GOAL -
Please write out the rows, beginning with the first one and stopping after the line that contains "text-line: 课小组按计划、按专题、按课时地进行备课、听课、评课和 —".

(Dataset records)
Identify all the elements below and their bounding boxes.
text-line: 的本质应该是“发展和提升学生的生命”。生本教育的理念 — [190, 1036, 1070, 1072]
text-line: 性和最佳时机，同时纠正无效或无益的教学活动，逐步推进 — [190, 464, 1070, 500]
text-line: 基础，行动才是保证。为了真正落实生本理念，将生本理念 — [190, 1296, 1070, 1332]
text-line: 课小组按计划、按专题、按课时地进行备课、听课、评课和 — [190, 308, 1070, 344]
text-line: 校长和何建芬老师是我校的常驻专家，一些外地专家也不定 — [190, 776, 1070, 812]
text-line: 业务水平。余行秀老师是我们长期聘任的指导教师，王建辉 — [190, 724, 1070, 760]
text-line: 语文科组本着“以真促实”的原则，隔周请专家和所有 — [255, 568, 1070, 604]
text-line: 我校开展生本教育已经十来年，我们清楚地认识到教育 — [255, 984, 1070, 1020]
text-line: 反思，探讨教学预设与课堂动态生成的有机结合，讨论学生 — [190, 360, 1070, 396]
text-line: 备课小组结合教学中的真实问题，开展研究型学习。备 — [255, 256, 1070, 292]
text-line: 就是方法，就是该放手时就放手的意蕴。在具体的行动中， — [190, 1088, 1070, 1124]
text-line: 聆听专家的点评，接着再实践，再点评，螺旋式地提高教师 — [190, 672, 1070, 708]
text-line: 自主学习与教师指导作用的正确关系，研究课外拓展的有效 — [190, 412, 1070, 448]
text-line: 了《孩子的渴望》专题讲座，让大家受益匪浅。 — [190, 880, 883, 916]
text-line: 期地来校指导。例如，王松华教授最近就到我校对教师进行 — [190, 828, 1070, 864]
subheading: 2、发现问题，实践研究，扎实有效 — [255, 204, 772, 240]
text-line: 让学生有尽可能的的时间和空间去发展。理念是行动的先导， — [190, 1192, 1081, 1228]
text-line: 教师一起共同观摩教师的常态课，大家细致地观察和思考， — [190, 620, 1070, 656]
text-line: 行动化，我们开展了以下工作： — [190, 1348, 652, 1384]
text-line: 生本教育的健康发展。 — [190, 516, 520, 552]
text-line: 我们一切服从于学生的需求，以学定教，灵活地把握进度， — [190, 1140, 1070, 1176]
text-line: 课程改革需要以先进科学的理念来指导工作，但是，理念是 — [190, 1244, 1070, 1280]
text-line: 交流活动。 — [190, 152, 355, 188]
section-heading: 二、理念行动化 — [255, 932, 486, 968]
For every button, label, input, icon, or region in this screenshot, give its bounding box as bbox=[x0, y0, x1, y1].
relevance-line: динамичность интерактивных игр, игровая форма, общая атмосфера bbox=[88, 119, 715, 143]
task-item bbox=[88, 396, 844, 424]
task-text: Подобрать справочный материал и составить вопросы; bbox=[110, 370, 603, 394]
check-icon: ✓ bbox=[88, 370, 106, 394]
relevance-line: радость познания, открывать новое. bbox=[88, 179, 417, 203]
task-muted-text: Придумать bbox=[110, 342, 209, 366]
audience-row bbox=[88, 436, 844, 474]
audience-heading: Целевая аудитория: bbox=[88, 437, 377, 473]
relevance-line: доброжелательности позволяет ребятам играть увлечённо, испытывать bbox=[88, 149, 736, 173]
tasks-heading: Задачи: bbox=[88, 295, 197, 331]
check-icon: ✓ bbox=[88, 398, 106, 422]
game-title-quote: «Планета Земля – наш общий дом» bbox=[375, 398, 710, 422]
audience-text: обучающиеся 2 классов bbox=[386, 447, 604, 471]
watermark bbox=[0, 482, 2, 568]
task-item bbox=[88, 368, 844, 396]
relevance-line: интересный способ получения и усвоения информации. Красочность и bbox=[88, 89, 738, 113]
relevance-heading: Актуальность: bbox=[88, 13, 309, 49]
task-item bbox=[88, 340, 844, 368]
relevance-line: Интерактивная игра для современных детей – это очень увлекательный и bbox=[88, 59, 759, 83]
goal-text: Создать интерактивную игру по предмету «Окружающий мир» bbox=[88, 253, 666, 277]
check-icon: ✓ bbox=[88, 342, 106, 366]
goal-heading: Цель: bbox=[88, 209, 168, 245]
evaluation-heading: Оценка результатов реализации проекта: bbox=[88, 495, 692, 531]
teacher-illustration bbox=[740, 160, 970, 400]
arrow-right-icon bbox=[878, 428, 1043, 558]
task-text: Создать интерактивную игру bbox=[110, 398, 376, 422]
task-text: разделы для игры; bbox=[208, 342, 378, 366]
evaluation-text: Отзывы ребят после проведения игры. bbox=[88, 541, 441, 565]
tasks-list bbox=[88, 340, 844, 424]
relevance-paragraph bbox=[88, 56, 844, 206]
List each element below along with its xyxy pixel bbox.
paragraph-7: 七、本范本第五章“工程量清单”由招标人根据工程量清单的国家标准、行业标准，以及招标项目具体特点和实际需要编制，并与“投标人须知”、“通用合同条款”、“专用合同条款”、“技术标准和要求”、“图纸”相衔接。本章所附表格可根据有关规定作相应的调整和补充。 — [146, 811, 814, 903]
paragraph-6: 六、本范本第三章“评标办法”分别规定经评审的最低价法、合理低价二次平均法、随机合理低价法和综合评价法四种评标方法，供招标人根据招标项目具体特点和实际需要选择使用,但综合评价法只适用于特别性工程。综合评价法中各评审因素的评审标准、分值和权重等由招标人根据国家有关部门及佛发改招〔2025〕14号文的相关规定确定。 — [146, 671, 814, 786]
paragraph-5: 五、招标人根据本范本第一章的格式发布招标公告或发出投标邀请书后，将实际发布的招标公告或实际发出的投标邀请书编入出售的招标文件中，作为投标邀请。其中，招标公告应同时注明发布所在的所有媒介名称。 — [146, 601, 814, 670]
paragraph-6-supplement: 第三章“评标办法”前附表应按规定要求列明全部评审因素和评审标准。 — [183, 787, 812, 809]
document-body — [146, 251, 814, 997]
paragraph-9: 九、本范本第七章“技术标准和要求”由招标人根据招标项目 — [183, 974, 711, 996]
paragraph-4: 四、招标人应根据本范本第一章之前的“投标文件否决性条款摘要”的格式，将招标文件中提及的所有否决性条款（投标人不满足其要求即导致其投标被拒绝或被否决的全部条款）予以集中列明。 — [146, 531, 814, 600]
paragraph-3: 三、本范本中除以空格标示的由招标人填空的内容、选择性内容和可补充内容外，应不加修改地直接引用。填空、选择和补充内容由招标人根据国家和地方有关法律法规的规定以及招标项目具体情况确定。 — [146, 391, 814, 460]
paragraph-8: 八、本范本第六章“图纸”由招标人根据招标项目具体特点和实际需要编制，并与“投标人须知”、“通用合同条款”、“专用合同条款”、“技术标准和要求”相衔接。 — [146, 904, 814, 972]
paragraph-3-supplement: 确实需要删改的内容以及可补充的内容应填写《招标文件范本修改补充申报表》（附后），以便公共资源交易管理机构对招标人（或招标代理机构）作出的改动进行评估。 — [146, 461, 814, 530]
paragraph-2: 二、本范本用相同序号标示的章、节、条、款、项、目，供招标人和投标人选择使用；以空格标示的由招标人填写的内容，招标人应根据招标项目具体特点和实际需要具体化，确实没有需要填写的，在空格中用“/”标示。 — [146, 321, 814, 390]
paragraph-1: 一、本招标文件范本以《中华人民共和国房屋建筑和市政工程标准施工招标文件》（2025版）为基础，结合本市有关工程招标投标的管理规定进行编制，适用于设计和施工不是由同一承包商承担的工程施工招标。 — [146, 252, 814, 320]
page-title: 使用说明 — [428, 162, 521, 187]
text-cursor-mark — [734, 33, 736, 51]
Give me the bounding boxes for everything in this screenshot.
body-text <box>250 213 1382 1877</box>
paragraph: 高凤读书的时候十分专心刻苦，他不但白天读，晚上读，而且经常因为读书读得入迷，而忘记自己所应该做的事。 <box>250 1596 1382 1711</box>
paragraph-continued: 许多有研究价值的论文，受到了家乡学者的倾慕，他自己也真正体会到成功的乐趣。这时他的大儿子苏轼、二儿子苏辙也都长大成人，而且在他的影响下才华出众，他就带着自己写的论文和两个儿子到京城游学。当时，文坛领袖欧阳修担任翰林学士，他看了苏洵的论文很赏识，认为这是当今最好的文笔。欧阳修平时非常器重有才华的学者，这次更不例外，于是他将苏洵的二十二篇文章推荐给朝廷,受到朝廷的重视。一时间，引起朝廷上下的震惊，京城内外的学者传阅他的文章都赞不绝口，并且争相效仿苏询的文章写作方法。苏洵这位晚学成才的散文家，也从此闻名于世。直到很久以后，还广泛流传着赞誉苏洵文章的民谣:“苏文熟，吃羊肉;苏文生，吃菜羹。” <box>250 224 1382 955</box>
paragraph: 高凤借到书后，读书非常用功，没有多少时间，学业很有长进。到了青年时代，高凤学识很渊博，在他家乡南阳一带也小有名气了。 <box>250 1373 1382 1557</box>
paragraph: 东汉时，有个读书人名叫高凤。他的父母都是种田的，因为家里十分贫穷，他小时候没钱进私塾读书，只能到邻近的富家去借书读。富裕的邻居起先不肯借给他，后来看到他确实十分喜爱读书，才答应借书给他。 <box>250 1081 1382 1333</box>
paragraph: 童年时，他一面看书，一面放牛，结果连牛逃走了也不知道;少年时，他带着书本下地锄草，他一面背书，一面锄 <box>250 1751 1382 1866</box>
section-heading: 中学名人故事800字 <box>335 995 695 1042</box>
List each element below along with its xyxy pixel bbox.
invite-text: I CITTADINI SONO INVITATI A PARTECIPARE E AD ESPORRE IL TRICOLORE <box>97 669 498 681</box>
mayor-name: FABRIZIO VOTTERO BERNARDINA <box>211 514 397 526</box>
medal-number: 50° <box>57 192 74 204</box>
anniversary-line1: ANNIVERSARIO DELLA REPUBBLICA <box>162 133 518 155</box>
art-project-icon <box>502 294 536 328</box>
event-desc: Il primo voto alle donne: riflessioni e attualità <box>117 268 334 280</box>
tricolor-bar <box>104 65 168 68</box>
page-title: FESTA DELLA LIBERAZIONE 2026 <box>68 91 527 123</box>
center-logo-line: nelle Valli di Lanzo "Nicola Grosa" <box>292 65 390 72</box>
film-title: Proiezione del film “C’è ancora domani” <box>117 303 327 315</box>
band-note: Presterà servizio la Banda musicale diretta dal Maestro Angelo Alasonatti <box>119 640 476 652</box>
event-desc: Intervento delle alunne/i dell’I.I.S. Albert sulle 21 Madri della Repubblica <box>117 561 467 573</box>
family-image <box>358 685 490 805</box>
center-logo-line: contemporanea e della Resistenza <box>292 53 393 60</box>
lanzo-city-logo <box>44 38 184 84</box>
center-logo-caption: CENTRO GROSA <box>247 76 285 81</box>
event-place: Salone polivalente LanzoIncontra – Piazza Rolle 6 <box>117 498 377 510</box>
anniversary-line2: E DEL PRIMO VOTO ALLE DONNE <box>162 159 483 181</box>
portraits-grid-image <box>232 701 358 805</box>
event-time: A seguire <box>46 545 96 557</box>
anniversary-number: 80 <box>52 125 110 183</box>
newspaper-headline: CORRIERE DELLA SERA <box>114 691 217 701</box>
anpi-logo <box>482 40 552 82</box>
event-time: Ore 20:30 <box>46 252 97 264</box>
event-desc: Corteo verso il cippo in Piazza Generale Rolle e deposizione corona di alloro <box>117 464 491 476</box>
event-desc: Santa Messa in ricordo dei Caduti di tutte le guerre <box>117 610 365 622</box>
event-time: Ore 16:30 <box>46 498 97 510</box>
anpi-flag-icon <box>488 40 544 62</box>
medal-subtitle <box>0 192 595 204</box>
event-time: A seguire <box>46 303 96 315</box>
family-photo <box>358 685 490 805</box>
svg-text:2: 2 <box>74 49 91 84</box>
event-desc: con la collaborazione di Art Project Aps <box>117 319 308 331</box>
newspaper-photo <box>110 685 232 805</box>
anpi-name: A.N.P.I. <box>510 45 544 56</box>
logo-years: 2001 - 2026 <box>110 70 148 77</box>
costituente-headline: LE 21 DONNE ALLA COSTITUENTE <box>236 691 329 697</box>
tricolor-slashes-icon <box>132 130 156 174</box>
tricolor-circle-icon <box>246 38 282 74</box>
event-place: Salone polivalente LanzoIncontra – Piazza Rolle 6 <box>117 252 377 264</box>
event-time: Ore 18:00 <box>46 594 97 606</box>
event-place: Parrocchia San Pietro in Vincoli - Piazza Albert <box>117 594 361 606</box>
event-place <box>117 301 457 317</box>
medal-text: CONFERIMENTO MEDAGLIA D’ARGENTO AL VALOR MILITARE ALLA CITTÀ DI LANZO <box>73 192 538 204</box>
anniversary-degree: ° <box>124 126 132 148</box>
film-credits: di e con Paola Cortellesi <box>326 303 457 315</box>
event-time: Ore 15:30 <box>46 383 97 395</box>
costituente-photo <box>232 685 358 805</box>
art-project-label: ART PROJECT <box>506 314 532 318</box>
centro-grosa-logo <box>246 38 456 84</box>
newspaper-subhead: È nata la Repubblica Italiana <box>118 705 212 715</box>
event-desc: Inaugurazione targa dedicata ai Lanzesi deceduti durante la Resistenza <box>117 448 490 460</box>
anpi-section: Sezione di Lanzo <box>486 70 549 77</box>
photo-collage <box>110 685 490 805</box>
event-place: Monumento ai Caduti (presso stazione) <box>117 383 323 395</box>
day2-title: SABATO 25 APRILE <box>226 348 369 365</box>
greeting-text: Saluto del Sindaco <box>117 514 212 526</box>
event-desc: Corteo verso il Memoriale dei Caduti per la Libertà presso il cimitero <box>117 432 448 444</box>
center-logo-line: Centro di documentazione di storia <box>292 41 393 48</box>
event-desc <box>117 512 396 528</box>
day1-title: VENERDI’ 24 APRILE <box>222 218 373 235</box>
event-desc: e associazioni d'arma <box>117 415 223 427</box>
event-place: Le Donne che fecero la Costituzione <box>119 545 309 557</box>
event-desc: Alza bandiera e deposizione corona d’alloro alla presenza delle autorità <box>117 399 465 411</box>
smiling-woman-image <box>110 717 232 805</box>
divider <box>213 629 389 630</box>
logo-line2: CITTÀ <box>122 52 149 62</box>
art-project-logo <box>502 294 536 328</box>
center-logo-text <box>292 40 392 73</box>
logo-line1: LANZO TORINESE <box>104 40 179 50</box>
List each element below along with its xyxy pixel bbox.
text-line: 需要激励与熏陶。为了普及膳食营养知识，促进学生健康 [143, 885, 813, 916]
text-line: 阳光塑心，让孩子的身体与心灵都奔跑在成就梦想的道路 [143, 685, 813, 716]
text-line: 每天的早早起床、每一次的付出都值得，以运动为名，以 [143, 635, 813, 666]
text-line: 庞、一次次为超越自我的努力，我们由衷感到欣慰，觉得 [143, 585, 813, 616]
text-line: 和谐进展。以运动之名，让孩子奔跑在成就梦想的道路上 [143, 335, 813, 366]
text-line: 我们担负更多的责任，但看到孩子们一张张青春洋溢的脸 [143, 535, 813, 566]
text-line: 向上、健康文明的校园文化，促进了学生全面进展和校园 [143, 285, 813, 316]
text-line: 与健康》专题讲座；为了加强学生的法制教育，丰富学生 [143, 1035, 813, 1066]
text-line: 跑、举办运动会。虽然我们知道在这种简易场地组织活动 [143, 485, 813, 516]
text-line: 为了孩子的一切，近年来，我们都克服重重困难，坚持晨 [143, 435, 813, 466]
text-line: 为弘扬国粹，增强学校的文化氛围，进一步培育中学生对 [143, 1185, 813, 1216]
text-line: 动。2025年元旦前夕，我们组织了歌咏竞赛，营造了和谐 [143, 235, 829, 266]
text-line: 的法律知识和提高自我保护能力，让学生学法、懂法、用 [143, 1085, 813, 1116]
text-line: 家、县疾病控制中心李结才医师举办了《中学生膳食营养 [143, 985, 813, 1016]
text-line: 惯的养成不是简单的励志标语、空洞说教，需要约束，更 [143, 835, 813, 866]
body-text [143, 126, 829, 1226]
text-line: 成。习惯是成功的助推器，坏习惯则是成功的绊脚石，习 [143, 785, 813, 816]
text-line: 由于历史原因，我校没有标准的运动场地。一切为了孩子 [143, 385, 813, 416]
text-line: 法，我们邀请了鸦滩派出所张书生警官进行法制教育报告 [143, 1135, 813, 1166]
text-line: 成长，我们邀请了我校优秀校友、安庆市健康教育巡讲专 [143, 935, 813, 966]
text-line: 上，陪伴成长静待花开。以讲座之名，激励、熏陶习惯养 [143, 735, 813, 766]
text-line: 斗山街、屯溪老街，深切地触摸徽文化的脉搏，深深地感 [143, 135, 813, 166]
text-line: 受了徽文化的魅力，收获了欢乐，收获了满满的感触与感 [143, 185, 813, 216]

SOLUTION FOR THIS TASK -
Identify all the elements below and their bounding boxes.
text-line: 的本质应该是“发展和提升学生的生命”。生本教育的理念 — [190, 1036, 1070, 1072]
text-line: 性和最佳时机，同时纠正无效或无益的教学活动，逐步推进 — [190, 464, 1070, 500]
text-line: 基础，行动才是保证。为了真正落实生本理念，将生本理念 — [190, 1296, 1070, 1332]
text-line: 课小组按计划、按专题、按课时地进行备课、听课、评课和 — [190, 308, 1070, 344]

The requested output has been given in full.